# Goal
Pick out the lines containing "βάση".

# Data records
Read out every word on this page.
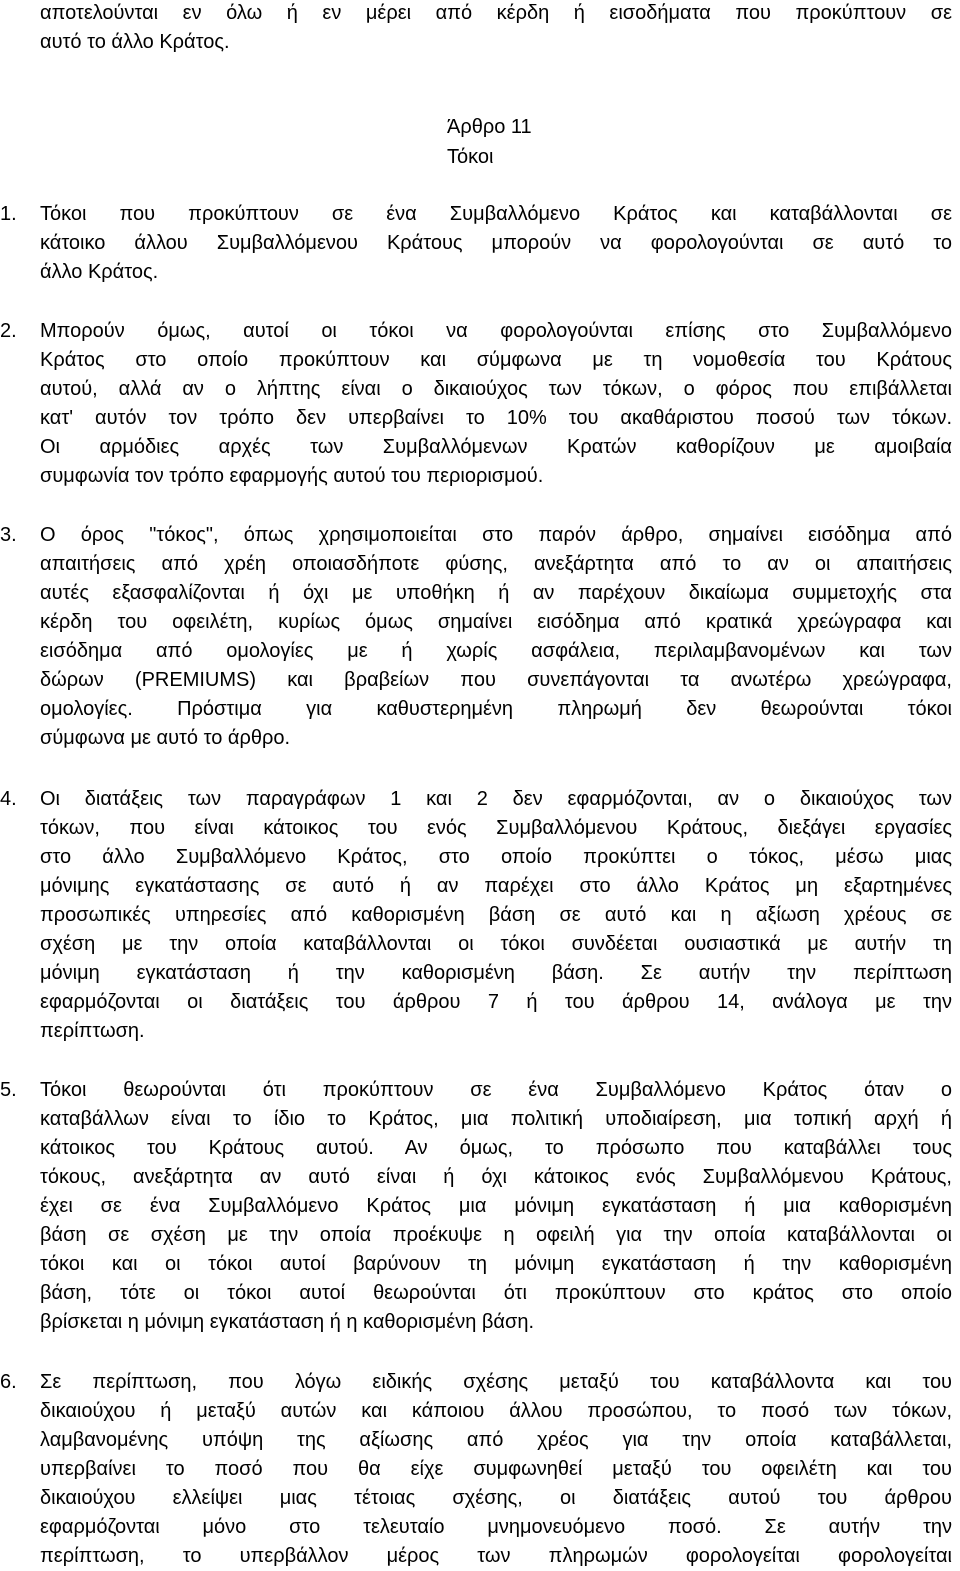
αποτελούνται εν όλω ή εν μέρει από κέρδη ή εισοδήματα που προκύπτουν σε
αυτό το άλλο Κράτος.
Άρθρο 11
Τόκοι
1.	Τόκοι που προκύπτουν σε ένα Συμβαλλόμενο Κράτος και καταβάλλονται σε
κάτοικο άλλου Συμβαλλόμενου Κράτους μπορούν να φορολογούνται σε αυτό το
άλλο Κράτος.
2.	Μπορούν όμως, αυτοί οι τόκοι να φορολογούνται επίσης στο Συμβαλλόμενο
Κράτος στο οποίο προκύπτουν και σύμφωνα με τη νομοθεσία του Κράτους
αυτού, αλλά αν ο λήπτης είναι ο δικαιούχος των τόκων, ο φόρος που επιβάλλεται
κατ' αυτόν τον τρόπο δεν υπερβαίνει το 10% του ακαθάριστου ποσού των τόκων.
Οι αρμόδιες αρχές των Συμβαλλόμενων Κρατών καθορίζουν με αμοιβαία
συμφωνία τον τρόπο εφαρμογής αυτού του περιορισμού.
3.	Ο όρος "τόκος", όπως χρησιμοποιείται στο παρόν άρθρο, σημαίνει εισόδημα από
απαιτήσεις από χρέη οποιασδήποτε φύσης, ανεξάρτητα από το αν οι απαιτήσεις
αυτές εξασφαλίζονται ή όχι με υποθήκη ή αν παρέχουν δικαίωμα συμμετοχής στα
κέρδη του οφειλέτη, κυρίως όμως σημαίνει εισόδημα από κρατικά χρεώγραφα και
εισόδημα από ομολογίες με ή χωρίς ασφάλεια, περιλαμβανομένων και των
δώρων (PREMIUMS) και βραβείων που συνεπάγονται τα ανωτέρω χρεώγραφα,
ομολογίες. Πρόστιμα για καθυστερημένη πληρωμή δεν θεωρούνται τόκοι
σύμφωνα με αυτό το άρθρο.
4.	Οι διατάξεις των παραγράφων 1 και 2 δεν εφαρμόζονται, αν ο δικαιούχος των
τόκων, που είναι κάτοικος του ενός Συμβαλλόμενου Κράτους, διεξάγει εργασίες
στο άλλο Συμβαλλόμενο Κράτος, στο οποίο προκύπτει ο τόκος, μέσω μιας
μόνιμης εγκατάστασης σε αυτό ή αν παρέχει στο άλλο Κράτος μη εξαρτημένες
προσωπικές υπηρεσίες από καθορισμένη βάση σε αυτό και η αξίωση χρέους σε
σχέση με την οποία καταβάλλονται οι τόκοι συνδέεται ουσιαστικά με αυτήν τη
μόνιμη εγκατάσταση ή την καθορισμένη βάση. Σε αυτήν την περίπτωση
εφαρμόζονται οι διατάξεις του άρθρου 7 ή του άρθρου 14, ανάλογα με την
περίπτωση.
5.	Τόκοι θεωρούνται ότι προκύπτουν σε ένα Συμβαλλόμενο Κράτος όταν ο
καταβάλλων είναι το ίδιο το Κράτος, μια πολιτική υποδιαίρεση, μια τοπική αρχή ή
κάτοικος του Κράτους αυτού. Αν όμως, το πρόσωπο που καταβάλλει τους
τόκους, ανεξάρτητα αν αυτό είναι ή όχι κάτοικος ενός Συμβαλλόμενου Κράτους,
έχει σε ένα Συμβαλλόμενο Κράτος μια μόνιμη εγκατάσταση ή μια καθορισμένη
βάση σε σχέση με την οποία προέκυψε η οφειλή για την οποία καταβάλλονται οι
τόκοι και οι τόκοι αυτοί βαρύνουν τη μόνιμη εγκατάσταση ή την καθορισμένη
βάση, τότε οι τόκοι αυτοί θεωρούνται ότι προκύπτουν στο κράτος στο οποίο
βρίσκεται η μόνιμη εγκατάσταση ή η καθορισμένη βάση.
6.	Σε περίπτωση, που λόγω ειδικής σχέσης μεταξύ του καταβάλλοντα και του
δικαιούχου ή μεταξύ αυτών και κάποιου άλλου προσώπου, το ποσό των τόκων,
λαμβανομένης υπόψη της αξίωσης από χρέος για την οποία καταβάλλεται,
υπερβαίνει το ποσό που θα είχε συμφωνηθεί μεταξύ του οφειλέτη και του
δικαιούχου ελλείψει μιας τέτοιας σχέσης, οι διατάξεις αυτού του άρθρου
εφαρμόζονται μόνο στο τελευταίο μνημονευόμενο ποσό. Σε αυτήν την
περίπτωση, το υπερβάλλον μέρος των πληρωμών φορολογείται φορολογείται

# Result
προσωπικές υπηρεσίες από καθορισμένη βάση σε αυτό και η αξίωση χρέους σε
μόνιμη εγκατάσταση ή την καθορισμένη βάση. Σε αυτήν την περίπτωση
βάση σε σχέση με την οποία προέκυψε η οφειλή για την οποία καταβάλλονται οι
βάση, τότε οι τόκοι αυτοί θεωρούνται ότι προκύπτουν στο κράτος στο οποίο
βρίσκεται η μόνιμη εγκατάσταση ή η καθορισμένη βάση.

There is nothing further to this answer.